_The problem_:
Scan the material below for lines with the word "true" and report how many there are, with nothing added.

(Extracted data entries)
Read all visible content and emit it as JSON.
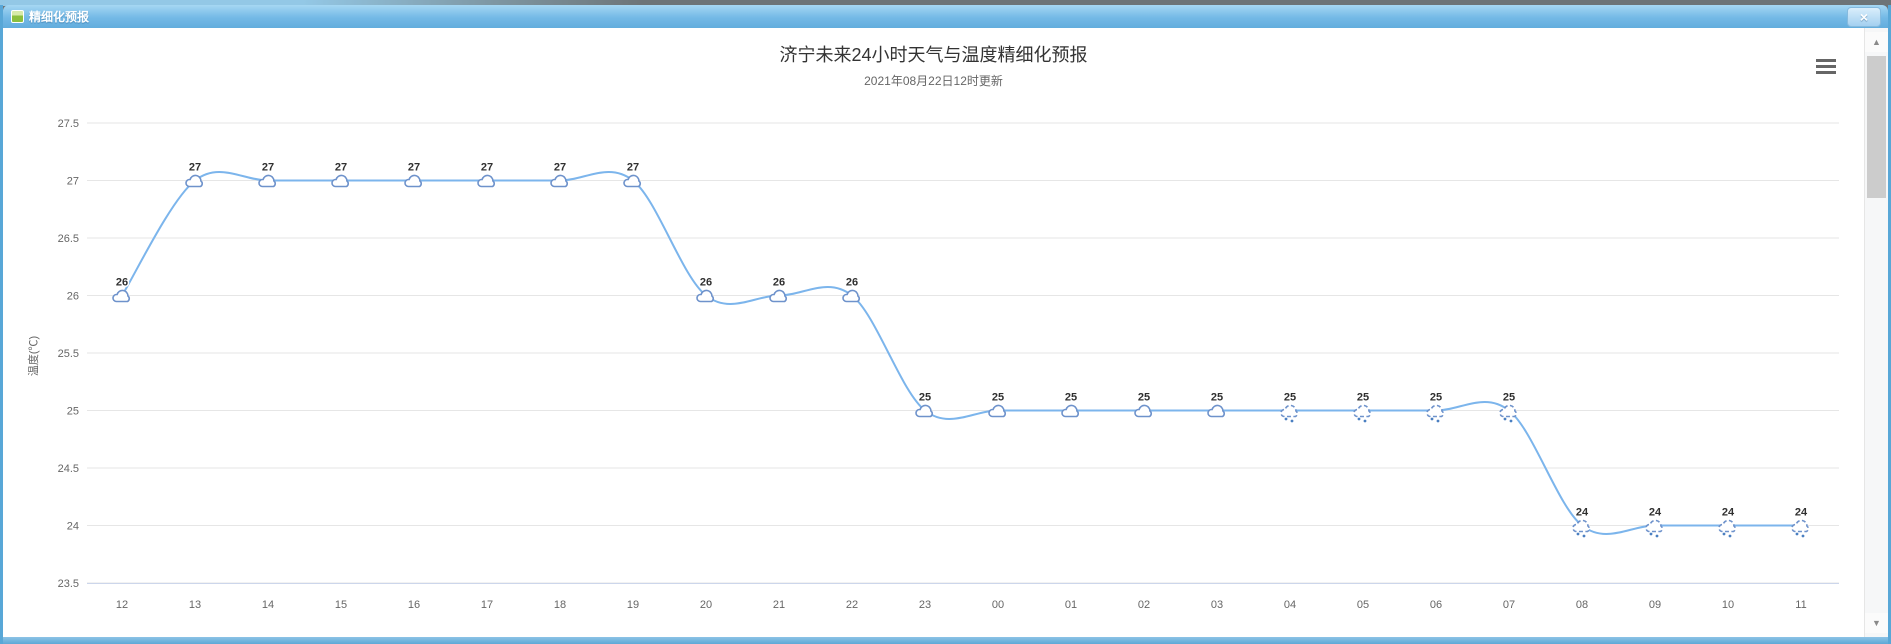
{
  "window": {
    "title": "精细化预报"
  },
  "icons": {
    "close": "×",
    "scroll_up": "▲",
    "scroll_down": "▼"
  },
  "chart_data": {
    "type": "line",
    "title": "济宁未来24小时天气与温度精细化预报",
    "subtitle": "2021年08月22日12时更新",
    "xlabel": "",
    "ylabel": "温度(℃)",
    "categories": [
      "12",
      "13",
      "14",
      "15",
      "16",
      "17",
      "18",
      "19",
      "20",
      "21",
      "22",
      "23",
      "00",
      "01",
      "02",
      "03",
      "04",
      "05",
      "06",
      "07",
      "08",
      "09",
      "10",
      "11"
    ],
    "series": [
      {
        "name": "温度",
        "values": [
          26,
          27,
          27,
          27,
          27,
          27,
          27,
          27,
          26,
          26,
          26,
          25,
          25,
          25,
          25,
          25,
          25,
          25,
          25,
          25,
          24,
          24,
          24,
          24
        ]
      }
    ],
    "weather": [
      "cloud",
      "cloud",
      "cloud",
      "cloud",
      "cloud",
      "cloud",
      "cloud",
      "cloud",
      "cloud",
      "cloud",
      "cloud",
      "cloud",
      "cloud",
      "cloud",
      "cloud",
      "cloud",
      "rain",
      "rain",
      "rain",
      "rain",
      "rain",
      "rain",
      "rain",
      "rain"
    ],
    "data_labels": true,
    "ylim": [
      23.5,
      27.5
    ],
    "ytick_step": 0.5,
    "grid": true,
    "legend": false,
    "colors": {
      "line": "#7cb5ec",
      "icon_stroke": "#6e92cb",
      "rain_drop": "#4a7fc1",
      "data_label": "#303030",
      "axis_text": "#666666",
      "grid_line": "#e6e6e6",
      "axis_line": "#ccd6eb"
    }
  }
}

==

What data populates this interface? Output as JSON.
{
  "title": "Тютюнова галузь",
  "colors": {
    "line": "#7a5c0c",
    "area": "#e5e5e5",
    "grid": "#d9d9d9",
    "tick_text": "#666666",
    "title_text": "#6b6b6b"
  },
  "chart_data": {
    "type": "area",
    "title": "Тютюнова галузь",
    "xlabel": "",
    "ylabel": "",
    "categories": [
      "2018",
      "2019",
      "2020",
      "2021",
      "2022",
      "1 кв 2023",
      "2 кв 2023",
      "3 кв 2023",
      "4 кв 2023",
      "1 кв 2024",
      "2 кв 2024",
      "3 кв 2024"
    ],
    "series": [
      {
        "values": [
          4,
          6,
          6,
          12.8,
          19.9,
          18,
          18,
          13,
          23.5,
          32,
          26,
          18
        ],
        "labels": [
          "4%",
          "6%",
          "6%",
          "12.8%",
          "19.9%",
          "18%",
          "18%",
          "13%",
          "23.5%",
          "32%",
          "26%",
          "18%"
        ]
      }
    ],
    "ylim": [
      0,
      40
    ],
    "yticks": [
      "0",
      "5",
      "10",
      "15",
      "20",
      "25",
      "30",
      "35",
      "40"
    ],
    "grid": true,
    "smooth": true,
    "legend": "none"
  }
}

_Reply to the exercise_:
4